## WHAT YOU HAVE TO DO
Swap each "interactable" in all of the records for "clickable", changing nothing else, and leave the pictures out of your answer.

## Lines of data
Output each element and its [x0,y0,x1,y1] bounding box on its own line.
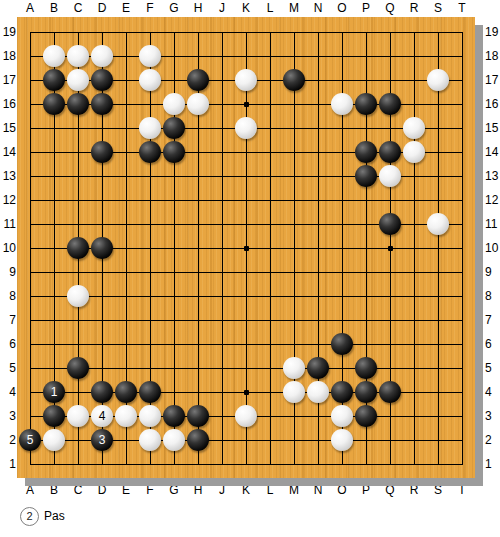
coord-bottom-Q: Q [381,483,399,497]
coord-top-E: E [117,1,135,15]
coord-right-3: 3 [485,408,500,424]
black-stone-P5[interactable] [355,357,377,379]
white-stone-R15[interactable] [403,117,425,139]
coord-right-7: 7 [485,312,500,328]
coord-top-T: T [453,1,471,15]
coord-top-R: R [405,1,423,15]
coord-top-P: P [357,1,375,15]
go-board[interactable]: 1453 [17,17,475,478]
coord-left-19: 19 [0,24,16,40]
black-stone-P13[interactable] [355,165,377,187]
white-stone-S11[interactable] [427,213,449,235]
black-stone-N5[interactable] [307,357,329,379]
coord-top-B: B [45,1,63,15]
black-stone-F14[interactable] [139,141,161,163]
black-stone-D4[interactable] [91,381,113,403]
black-stone-P3[interactable] [355,405,377,427]
pass-label: Pas [44,509,65,523]
white-stone-M5[interactable] [283,357,305,379]
coord-bottom-B: B [45,483,63,497]
coord-top-F: F [141,1,159,15]
coord-left-16: 16 [0,96,16,112]
coord-right-19: 19 [485,24,500,40]
coord-left-12: 12 [0,192,16,208]
coord-left-9: 9 [0,264,16,280]
black-stone-D14[interactable] [91,141,113,163]
coord-bottom-D: D [93,483,111,497]
black-stone-O6[interactable] [331,333,353,355]
black-stone-O4[interactable] [331,381,353,403]
black-stone-P4[interactable] [355,381,377,403]
coord-left-2: 2 [0,432,16,448]
white-stone-C17[interactable] [67,69,89,91]
black-stone-E4[interactable] [115,381,137,403]
coord-right-10: 10 [485,240,500,256]
coord-right-2: 2 [485,432,500,448]
white-move-circle-icon: 2 [20,507,39,526]
coord-right-18: 18 [485,48,500,64]
coord-right-13: 13 [485,168,500,184]
black-stone-P16[interactable] [355,93,377,115]
white-stone-Q13[interactable] [379,165,401,187]
black-stone-D17[interactable] [91,69,113,91]
white-stone-O16[interactable] [331,93,353,115]
coord-left-8: 8 [0,288,16,304]
coord-right-5: 5 [485,360,500,376]
coord-top-N: N [309,1,327,15]
coord-bottom-K: K [237,483,255,497]
coord-left-3: 3 [0,408,16,424]
coord-bottom-M: M [285,483,303,497]
coord-bottom-C: C [69,483,87,497]
coord-right-14: 14 [485,144,500,160]
white-stone-D18[interactable] [91,45,113,67]
black-stone-H17[interactable] [187,69,209,91]
black-stone-P14[interactable] [355,141,377,163]
black-stone-G3[interactable] [163,405,185,427]
coord-right-12: 12 [485,192,500,208]
white-stone-C3[interactable] [67,405,89,427]
coord-bottom-N: N [309,483,327,497]
coord-top-S: S [429,1,447,15]
coord-top-Q: Q [381,1,399,15]
black-stone-D10[interactable] [91,237,113,259]
black-stone-B4-move-1[interactable]: 1 [43,381,65,403]
coord-left-10: 10 [0,240,16,256]
coord-bottom-R: R [405,483,423,497]
coord-bottom-S: S [429,483,447,497]
white-stone-K3[interactable] [235,405,257,427]
black-stone-B16[interactable] [43,93,65,115]
white-stone-O2[interactable] [331,429,353,451]
coord-left-6: 6 [0,336,16,352]
white-stone-H16[interactable] [187,93,209,115]
coord-left-7: 7 [0,312,16,328]
coord-bottom-A: A [21,483,39,497]
black-stone-M17[interactable] [283,69,305,91]
black-stone-Q4[interactable] [379,381,401,403]
coord-right-6: 6 [485,336,500,352]
black-stone-F4[interactable] [139,381,161,403]
black-stone-H2[interactable] [187,429,209,451]
coord-left-5: 5 [0,360,16,376]
coord-right-9: 9 [485,264,500,280]
white-stone-C8[interactable] [67,285,89,307]
black-stone-G14[interactable] [163,141,185,163]
white-stone-F3[interactable] [139,405,161,427]
coord-bottom-G: G [165,483,183,497]
coord-top-L: L [261,1,279,15]
coord-top-K: K [237,1,255,15]
coord-right-11: 11 [485,216,500,232]
white-stone-M4[interactable] [283,381,305,403]
white-stone-K17[interactable] [235,69,257,91]
black-stone-A2-move-5[interactable]: 5 [19,429,41,451]
black-stone-G15[interactable] [163,117,185,139]
black-stone-C10[interactable] [67,237,89,259]
black-stone-D16[interactable] [91,93,113,115]
white-stone-B2[interactable] [43,429,65,451]
black-stone-B17[interactable] [43,69,65,91]
coord-left-11: 11 [0,216,16,232]
white-stone-B18[interactable] [43,45,65,67]
black-stone-H3[interactable] [187,405,209,427]
coord-bottom-E: E [117,483,135,497]
coord-left-4: 4 [0,384,16,400]
white-stone-G16[interactable] [163,93,185,115]
coord-bottom-T: T [453,483,471,497]
white-stone-N4[interactable] [307,381,329,403]
coord-right-1: 1 [485,456,500,472]
white-stone-F2[interactable] [139,429,161,451]
white-stone-R14[interactable] [403,141,425,163]
coord-left-13: 13 [0,168,16,184]
coord-top-D: D [93,1,111,15]
star-point-K4 [244,390,249,395]
star-point-Q10 [388,246,393,251]
coord-bottom-J: J [213,483,231,497]
coord-left-1: 1 [0,456,16,472]
coord-top-A: A [21,1,39,15]
white-stone-O3[interactable] [331,405,353,427]
coord-bottom-H: H [189,483,207,497]
black-stone-C5[interactable] [67,357,89,379]
coord-right-15: 15 [485,120,500,136]
coord-top-J: J [213,1,231,15]
black-stone-Q11[interactable] [379,213,401,235]
coord-top-M: M [285,1,303,15]
white-stone-F15[interactable] [139,117,161,139]
black-stone-B3[interactable] [43,405,65,427]
white-stone-C18[interactable] [67,45,89,67]
coord-bottom-P: P [357,483,375,497]
white-stone-F17[interactable] [139,69,161,91]
coord-right-4: 4 [485,384,500,400]
board-grid[interactable]: 1453 [30,32,463,465]
coord-right-17: 17 [485,72,500,88]
coord-left-15: 15 [0,120,16,136]
coord-right-16: 16 [485,96,500,112]
black-stone-D2-move-3[interactable]: 3 [91,429,113,451]
white-stone-G2[interactable] [163,429,185,451]
black-stone-Q14[interactable] [379,141,401,163]
coord-top-H: H [189,1,207,15]
coord-bottom-L: L [261,483,279,497]
coord-left-18: 18 [0,48,16,64]
star-point-K16 [244,102,249,107]
go-board-screen: ABCDEFGHJKLMNOPQRST ABCDEFGHJKLMNOPQRST … [0,0,500,537]
coord-left-14: 14 [0,144,16,160]
black-stone-C16[interactable] [67,93,89,115]
white-stone-S17[interactable] [427,69,449,91]
coord-bottom-O: O [333,483,351,497]
coord-top-G: G [165,1,183,15]
coord-right-8: 8 [485,288,500,304]
black-stone-Q16[interactable] [379,93,401,115]
white-stone-D3-move-4[interactable]: 4 [91,405,113,427]
coord-bottom-F: F [141,483,159,497]
coord-top-O: O [333,1,351,15]
white-stone-F18[interactable] [139,45,161,67]
star-point-K10 [244,246,249,251]
white-stone-E3[interactable] [115,405,137,427]
coord-left-17: 17 [0,72,16,88]
white-stone-K15[interactable] [235,117,257,139]
coord-top-C: C [69,1,87,15]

## FINAL RESULT
Output each element and its [x0,y0,x1,y1] bounding box on its own line.
coord-bottom-Q: Q [381,483,399,497]
coord-top-E: E [117,1,135,15]
coord-right-3: 3 [485,408,500,424]
black-stone-P5[clickable] [355,357,377,379]
white-stone-R15[clickable] [403,117,425,139]
coord-right-7: 7 [485,312,500,328]
coord-top-T: T [453,1,471,15]
coord-top-R: R [405,1,423,15]
coord-top-P: P [357,1,375,15]
go-board[clickable]: 1453 [17,17,475,478]
coord-left-19: 19 [0,24,16,40]
black-stone-P13[clickable] [355,165,377,187]
white-stone-S11[clickable] [427,213,449,235]
black-stone-N5[clickable] [307,357,329,379]
coord-top-B: B [45,1,63,15]
black-stone-F14[clickable] [139,141,161,163]
black-stone-D4[clickable] [91,381,113,403]
black-stone-P3[clickable] [355,405,377,427]
pass-label: Pas [44,509,65,523]
white-stone-M5[clickable] [283,357,305,379]
coord-bottom-B: B [45,483,63,497]
coord-top-F: F [141,1,159,15]
coord-left-16: 16 [0,96,16,112]
coord-right-19: 19 [485,24,500,40]
coord-left-12: 12 [0,192,16,208]
coord-left-9: 9 [0,264,16,280]
black-stone-D14[clickable] [91,141,113,163]
coord-bottom-D: D [93,483,111,497]
black-stone-O6[clickable] [331,333,353,355]
black-stone-O4[clickable] [331,381,353,403]
black-stone-P4[clickable] [355,381,377,403]
coord-left-2: 2 [0,432,16,448]
white-stone-C17[clickable] [67,69,89,91]
black-stone-E4[clickable] [115,381,137,403]
coord-right-10: 10 [485,240,500,256]
coord-right-2: 2 [485,432,500,448]
white-move-circle-icon: 2 [20,507,39,526]
coord-right-18: 18 [485,48,500,64]
coord-right-13: 13 [485,168,500,184]
black-stone-P16[clickable] [355,93,377,115]
white-stone-Q13[clickable] [379,165,401,187]
black-stone-D17[clickable] [91,69,113,91]
white-stone-O16[clickable] [331,93,353,115]
coord-left-8: 8 [0,288,16,304]
coord-right-5: 5 [485,360,500,376]
coord-top-N: N [309,1,327,15]
coord-bottom-K: K [237,483,255,497]
coord-left-3: 3 [0,408,16,424]
coord-bottom-M: M [285,483,303,497]
coord-bottom-C: C [69,483,87,497]
coord-right-14: 14 [485,144,500,160]
white-stone-D18[clickable] [91,45,113,67]
black-stone-H17[clickable] [187,69,209,91]
black-stone-P14[clickable] [355,141,377,163]
black-stone-G3[clickable] [163,405,185,427]
coord-right-12: 12 [485,192,500,208]
white-stone-C3[clickable] [67,405,89,427]
coord-bottom-N: N [309,483,327,497]
coord-top-S: S [429,1,447,15]
coord-top-Q: Q [381,1,399,15]
black-stone-D10[clickable] [91,237,113,259]
black-stone-B4-move-1[clickable]: 1 [43,381,65,403]
coord-left-10: 10 [0,240,16,256]
coord-bottom-R: R [405,483,423,497]
coord-bottom-S: S [429,483,447,497]
white-stone-K3[clickable] [235,405,257,427]
black-stone-B16[clickable] [43,93,65,115]
white-stone-O2[clickable] [331,429,353,451]
coord-left-6: 6 [0,336,16,352]
white-stone-H16[clickable] [187,93,209,115]
coord-left-7: 7 [0,312,16,328]
coord-bottom-A: A [21,483,39,497]
black-stone-M17[clickable] [283,69,305,91]
black-stone-Q4[clickable] [379,381,401,403]
coord-right-6: 6 [485,336,500,352]
black-stone-F4[clickable] [139,381,161,403]
black-stone-H2[clickable] [187,429,209,451]
coord-left-5: 5 [0,360,16,376]
coord-right-9: 9 [485,264,500,280]
white-stone-C8[clickable] [67,285,89,307]
black-stone-G14[clickable] [163,141,185,163]
white-stone-F3[clickable] [139,405,161,427]
coord-bottom-G: G [165,483,183,497]
coord-top-L: L [261,1,279,15]
coord-top-K: K [237,1,255,15]
coord-right-11: 11 [485,216,500,232]
white-stone-M4[clickable] [283,381,305,403]
white-stone-K17[clickable] [235,69,257,91]
black-stone-A2-move-5[clickable]: 5 [19,429,41,451]
black-stone-G15[clickable] [163,117,185,139]
black-stone-C10[clickable] [67,237,89,259]
black-stone-D16[clickable] [91,93,113,115]
white-stone-B2[clickable] [43,429,65,451]
black-stone-B17[clickable] [43,69,65,91]
coord-left-11: 11 [0,216,16,232]
white-stone-B18[clickable] [43,45,65,67]
black-stone-H3[clickable] [187,405,209,427]
coord-bottom-E: E [117,483,135,497]
coord-left-4: 4 [0,384,16,400]
white-stone-G16[clickable] [163,93,185,115]
coord-bottom-T: T [453,483,471,497]
white-stone-N4[clickable] [307,381,329,403]
coord-right-1: 1 [485,456,500,472]
white-stone-F2[clickable] [139,429,161,451]
white-stone-R14[clickable] [403,141,425,163]
coord-left-13: 13 [0,168,16,184]
coord-top-D: D [93,1,111,15]
star-point-K4 [244,390,249,395]
star-point-Q10 [388,246,393,251]
coord-bottom-J: J [213,483,231,497]
coord-left-1: 1 [0,456,16,472]
coord-top-A: A [21,1,39,15]
white-stone-O3[clickable] [331,405,353,427]
coord-bottom-H: H [189,483,207,497]
black-stone-C5[clickable] [67,357,89,379]
coord-right-15: 15 [485,120,500,136]
coord-top-J: J [213,1,231,15]
black-stone-Q11[clickable] [379,213,401,235]
coord-top-M: M [285,1,303,15]
white-stone-F15[clickable] [139,117,161,139]
black-stone-B3[clickable] [43,405,65,427]
white-stone-C18[clickable] [67,45,89,67]
coord-bottom-P: P [357,483,375,497]
white-stone-F17[clickable] [139,69,161,91]
coord-right-4: 4 [485,384,500,400]
board-grid[clickable]: 1453 [30,32,463,465]
coord-right-17: 17 [485,72,500,88]
coord-left-15: 15 [0,120,16,136]
coord-right-16: 16 [485,96,500,112]
black-stone-D2-move-3[clickable]: 3 [91,429,113,451]
white-stone-G2[clickable] [163,429,185,451]
black-stone-Q14[clickable] [379,141,401,163]
coord-top-H: H [189,1,207,15]
coord-bottom-L: L [261,483,279,497]
coord-left-18: 18 [0,48,16,64]
star-point-K16 [244,102,249,107]
go-board-screen: ABCDEFGHJKLMNOPQRST ABCDEFGHJKLMNOPQRST … [0,0,500,537]
coord-left-14: 14 [0,144,16,160]
black-stone-C16[clickable] [67,93,89,115]
white-stone-S17[clickable] [427,69,449,91]
coord-bottom-O: O [333,483,351,497]
coord-top-G: G [165,1,183,15]
coord-right-8: 8 [485,288,500,304]
black-stone-Q16[clickable] [379,93,401,115]
white-stone-D3-move-4[clickable]: 4 [91,405,113,427]
coord-bottom-F: F [141,483,159,497]
coord-top-O: O [333,1,351,15]
white-stone-F18[clickable] [139,45,161,67]
star-point-K10 [244,246,249,251]
white-stone-E3[clickable] [115,405,137,427]
coord-left-17: 17 [0,72,16,88]
white-stone-K15[clickable] [235,117,257,139]
coord-top-C: C [69,1,87,15]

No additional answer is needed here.